# Data records
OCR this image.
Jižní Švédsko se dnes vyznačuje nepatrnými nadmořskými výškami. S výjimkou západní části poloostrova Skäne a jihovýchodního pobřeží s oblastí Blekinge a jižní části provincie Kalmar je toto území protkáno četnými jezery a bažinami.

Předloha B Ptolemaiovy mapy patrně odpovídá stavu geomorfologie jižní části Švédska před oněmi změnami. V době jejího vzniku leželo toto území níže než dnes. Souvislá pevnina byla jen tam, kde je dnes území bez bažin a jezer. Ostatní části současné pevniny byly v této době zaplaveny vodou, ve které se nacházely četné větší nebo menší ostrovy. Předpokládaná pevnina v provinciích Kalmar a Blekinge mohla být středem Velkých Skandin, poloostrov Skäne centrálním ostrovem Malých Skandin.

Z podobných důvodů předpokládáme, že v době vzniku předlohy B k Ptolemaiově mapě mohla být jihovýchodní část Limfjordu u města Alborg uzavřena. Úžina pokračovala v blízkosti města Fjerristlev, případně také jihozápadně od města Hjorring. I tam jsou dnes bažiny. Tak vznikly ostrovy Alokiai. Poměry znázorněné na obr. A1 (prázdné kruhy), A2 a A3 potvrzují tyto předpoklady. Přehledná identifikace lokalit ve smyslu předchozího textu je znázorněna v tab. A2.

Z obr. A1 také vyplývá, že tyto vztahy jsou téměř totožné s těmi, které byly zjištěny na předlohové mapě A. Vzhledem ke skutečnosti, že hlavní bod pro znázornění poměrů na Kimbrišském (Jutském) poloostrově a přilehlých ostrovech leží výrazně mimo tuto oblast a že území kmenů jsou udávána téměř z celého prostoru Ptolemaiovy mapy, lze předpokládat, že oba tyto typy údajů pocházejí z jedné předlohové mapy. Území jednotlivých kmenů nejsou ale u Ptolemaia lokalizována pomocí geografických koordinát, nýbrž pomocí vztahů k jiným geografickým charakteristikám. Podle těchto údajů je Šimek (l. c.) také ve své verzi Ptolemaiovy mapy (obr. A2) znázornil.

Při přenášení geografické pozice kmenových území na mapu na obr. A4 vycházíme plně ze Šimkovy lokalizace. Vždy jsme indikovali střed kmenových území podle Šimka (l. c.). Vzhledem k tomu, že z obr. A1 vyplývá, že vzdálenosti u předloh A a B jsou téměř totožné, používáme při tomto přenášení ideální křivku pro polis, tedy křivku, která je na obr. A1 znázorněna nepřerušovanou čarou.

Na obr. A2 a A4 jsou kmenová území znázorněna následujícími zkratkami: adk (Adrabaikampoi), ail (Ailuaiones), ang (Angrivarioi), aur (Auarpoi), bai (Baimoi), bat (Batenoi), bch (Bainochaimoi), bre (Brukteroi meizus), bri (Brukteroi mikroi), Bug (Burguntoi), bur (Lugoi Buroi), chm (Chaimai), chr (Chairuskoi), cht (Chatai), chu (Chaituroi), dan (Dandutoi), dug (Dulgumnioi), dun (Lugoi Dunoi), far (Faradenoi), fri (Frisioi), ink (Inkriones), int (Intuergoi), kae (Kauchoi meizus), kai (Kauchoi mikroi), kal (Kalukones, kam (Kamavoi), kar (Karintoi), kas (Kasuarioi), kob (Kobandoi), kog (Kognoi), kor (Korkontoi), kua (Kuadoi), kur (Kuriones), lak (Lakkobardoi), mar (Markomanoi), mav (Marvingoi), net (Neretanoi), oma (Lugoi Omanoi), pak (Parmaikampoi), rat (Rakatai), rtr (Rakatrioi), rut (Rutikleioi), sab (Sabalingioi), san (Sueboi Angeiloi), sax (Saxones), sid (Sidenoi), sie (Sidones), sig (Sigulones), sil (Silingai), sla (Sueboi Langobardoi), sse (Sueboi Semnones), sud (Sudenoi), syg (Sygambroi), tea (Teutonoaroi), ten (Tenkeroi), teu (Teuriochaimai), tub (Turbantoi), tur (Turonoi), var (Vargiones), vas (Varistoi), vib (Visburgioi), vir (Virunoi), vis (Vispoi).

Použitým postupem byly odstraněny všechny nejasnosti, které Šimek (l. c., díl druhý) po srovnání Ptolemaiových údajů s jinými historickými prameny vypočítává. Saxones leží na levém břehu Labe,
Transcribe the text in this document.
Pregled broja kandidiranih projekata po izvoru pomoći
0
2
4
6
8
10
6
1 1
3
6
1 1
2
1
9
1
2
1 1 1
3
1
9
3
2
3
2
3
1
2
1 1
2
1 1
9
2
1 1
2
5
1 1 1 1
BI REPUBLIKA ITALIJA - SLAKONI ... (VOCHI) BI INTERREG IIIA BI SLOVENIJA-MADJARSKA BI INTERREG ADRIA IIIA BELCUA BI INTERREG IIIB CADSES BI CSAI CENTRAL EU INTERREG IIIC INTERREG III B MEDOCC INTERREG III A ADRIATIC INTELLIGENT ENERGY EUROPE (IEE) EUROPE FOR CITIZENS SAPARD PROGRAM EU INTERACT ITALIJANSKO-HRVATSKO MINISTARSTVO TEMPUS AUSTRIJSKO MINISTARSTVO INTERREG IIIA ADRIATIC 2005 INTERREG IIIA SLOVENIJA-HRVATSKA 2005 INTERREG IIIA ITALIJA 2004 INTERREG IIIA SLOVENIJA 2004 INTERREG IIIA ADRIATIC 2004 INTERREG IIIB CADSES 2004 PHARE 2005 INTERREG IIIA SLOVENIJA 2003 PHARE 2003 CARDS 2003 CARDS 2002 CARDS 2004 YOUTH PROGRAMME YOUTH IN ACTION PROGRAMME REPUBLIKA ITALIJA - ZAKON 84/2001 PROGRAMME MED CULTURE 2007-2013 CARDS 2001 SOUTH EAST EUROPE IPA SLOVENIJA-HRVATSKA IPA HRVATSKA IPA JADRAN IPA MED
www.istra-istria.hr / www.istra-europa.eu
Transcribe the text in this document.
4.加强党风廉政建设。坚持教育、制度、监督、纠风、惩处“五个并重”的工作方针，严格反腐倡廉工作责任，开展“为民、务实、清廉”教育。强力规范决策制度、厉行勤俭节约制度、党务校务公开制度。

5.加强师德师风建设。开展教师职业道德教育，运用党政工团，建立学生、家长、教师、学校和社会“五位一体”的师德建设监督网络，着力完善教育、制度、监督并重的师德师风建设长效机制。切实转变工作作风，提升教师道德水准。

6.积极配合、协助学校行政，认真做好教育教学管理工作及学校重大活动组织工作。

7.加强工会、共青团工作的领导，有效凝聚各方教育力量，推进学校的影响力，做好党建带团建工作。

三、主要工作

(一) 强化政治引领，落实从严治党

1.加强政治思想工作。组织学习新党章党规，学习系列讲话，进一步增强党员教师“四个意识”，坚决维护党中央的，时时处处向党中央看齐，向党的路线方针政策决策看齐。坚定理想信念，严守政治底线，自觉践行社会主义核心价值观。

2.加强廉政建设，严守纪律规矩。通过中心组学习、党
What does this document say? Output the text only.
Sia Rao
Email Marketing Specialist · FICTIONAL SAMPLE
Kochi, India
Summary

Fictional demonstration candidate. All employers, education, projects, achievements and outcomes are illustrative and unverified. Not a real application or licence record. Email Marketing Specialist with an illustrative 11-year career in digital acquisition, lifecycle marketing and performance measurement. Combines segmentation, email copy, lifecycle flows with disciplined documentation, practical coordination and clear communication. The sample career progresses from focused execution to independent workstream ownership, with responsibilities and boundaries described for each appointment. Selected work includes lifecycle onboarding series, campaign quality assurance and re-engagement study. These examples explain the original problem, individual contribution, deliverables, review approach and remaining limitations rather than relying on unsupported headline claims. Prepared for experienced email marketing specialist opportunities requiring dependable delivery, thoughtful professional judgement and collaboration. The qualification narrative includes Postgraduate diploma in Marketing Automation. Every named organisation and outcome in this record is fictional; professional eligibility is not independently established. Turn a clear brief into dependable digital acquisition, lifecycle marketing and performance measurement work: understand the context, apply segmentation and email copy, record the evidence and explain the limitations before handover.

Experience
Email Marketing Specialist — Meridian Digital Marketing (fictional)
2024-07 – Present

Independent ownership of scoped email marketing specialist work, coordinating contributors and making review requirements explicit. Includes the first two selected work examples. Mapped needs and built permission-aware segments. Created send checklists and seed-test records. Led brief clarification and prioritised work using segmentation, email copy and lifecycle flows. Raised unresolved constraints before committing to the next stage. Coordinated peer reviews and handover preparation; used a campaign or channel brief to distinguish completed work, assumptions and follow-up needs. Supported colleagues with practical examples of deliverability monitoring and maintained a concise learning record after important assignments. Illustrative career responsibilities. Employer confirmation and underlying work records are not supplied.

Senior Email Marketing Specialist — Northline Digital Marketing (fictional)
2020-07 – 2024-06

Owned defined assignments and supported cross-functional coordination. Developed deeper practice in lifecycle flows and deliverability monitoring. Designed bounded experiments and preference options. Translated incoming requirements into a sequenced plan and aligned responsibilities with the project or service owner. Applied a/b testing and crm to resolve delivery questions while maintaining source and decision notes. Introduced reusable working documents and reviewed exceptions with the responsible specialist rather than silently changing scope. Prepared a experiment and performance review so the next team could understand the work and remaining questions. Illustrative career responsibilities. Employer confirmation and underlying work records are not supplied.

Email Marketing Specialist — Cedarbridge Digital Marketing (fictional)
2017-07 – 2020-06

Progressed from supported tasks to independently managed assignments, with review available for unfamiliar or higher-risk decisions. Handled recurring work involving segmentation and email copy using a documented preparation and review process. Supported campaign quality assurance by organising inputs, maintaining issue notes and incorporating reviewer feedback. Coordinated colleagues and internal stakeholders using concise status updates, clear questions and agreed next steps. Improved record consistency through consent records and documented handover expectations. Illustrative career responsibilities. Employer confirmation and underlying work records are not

# What this task involves
Return each line of the listing that holds the string "preparation".

# Answer in full
Independent ownership of scoped email marketing specialist work, coordinating contributors and making review requirements explicit. Includes the first two selected work examples. Mapped needs and built permission-aware segments. Created send checklists and seed-test records. Led brief clarification and prioritised work using segmentation, email copy and lifecycle flows. Raised unresolved constraints before committing to the next stage. Coordinated peer reviews and handover preparation; used a campaign or channel brief to distinguish completed work, assumptions and follow-up needs. Supported colleagues with practical examples of deliverability monitoring and maintained a concise learning record after important assignments. Illustrative career responsibilities. Employer confirmation and underlying work records are not supplied.
Progressed from supported tasks to independently managed assignments, with review available for unfamiliar or higher-risk decisions. Handled recurring work involving segmentation and email copy using a documented preparation and review process. Supported campaign quality assurance by organising inputs, maintaining issue notes and incorporating reviewer feedback. Coordinated colleagues and internal stakeholders using concise status updates, clear questions and agreed next steps. Improved record consistency through consent records and documented handover expectations. Illustrative career responsibilities. Employer confirmation and underlying work records are not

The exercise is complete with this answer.